* Do this:
Copy out the lines that include the word "VKT기준".

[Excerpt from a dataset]
○ ○ ○ ○

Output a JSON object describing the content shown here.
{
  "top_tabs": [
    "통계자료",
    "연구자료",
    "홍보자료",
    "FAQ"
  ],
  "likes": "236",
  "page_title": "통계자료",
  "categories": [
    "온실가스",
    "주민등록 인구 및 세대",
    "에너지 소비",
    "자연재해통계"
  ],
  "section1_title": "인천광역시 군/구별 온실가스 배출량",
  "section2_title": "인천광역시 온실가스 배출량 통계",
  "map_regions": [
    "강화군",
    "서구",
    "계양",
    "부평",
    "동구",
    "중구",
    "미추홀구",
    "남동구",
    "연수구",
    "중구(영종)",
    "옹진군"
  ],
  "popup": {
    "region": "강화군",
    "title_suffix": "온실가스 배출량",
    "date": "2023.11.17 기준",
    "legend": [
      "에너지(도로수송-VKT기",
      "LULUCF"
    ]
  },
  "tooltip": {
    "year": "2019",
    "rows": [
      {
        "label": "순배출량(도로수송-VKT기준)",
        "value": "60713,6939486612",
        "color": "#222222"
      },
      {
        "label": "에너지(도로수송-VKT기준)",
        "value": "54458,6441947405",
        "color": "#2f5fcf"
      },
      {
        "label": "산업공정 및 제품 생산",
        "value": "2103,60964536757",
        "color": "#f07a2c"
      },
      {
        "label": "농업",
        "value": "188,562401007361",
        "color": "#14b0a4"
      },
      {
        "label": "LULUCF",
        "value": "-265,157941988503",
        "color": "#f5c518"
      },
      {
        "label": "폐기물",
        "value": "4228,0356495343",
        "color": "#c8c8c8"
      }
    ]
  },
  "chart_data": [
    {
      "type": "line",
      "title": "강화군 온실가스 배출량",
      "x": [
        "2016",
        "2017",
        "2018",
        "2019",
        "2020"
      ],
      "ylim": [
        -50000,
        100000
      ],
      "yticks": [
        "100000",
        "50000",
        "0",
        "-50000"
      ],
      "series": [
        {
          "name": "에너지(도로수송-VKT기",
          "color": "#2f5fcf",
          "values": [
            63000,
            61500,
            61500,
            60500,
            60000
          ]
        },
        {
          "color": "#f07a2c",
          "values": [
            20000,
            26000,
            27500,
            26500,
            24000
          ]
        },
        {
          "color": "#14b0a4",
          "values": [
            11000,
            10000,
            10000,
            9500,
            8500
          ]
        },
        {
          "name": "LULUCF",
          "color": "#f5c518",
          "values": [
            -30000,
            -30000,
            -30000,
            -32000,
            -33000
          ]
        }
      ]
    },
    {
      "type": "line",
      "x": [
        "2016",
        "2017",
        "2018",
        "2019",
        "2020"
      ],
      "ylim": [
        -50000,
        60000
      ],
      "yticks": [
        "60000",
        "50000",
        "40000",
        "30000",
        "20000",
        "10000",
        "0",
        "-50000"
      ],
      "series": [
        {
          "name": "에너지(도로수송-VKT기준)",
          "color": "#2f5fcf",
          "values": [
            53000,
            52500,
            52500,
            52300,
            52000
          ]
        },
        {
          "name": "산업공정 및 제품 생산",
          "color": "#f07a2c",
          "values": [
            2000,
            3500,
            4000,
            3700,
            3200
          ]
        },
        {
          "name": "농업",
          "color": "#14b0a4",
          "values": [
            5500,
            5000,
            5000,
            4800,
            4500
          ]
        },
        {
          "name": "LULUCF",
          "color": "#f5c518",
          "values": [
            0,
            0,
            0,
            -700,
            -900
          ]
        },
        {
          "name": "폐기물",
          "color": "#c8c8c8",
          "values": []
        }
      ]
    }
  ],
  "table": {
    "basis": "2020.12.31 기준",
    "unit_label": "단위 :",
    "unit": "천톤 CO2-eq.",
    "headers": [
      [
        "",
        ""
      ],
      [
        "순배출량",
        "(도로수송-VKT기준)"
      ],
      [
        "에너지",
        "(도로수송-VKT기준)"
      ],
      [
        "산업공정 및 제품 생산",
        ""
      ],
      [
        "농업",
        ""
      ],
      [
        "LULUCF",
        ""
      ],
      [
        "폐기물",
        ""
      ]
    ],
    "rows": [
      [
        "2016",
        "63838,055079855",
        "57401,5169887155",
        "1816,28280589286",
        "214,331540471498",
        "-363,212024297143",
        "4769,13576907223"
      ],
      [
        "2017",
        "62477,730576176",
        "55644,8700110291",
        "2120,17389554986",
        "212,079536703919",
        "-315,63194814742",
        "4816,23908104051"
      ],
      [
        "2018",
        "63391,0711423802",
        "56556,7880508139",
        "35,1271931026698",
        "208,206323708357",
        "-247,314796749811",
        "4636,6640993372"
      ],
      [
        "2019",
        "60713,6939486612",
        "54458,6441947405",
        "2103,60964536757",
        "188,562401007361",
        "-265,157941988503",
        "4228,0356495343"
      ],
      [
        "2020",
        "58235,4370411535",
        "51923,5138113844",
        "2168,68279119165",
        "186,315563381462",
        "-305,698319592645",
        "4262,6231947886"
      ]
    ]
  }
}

○ ○ ○ ○

* Response for this exercise:
        "label": "순배출량(도로수송-VKT기준)",
        "label": "에너지(도로수송-VKT기준)",
          "name": "에너지(도로수송-VKT기준)",
        "(도로수송-VKT기준)"
        "(도로수송-VKT기준)"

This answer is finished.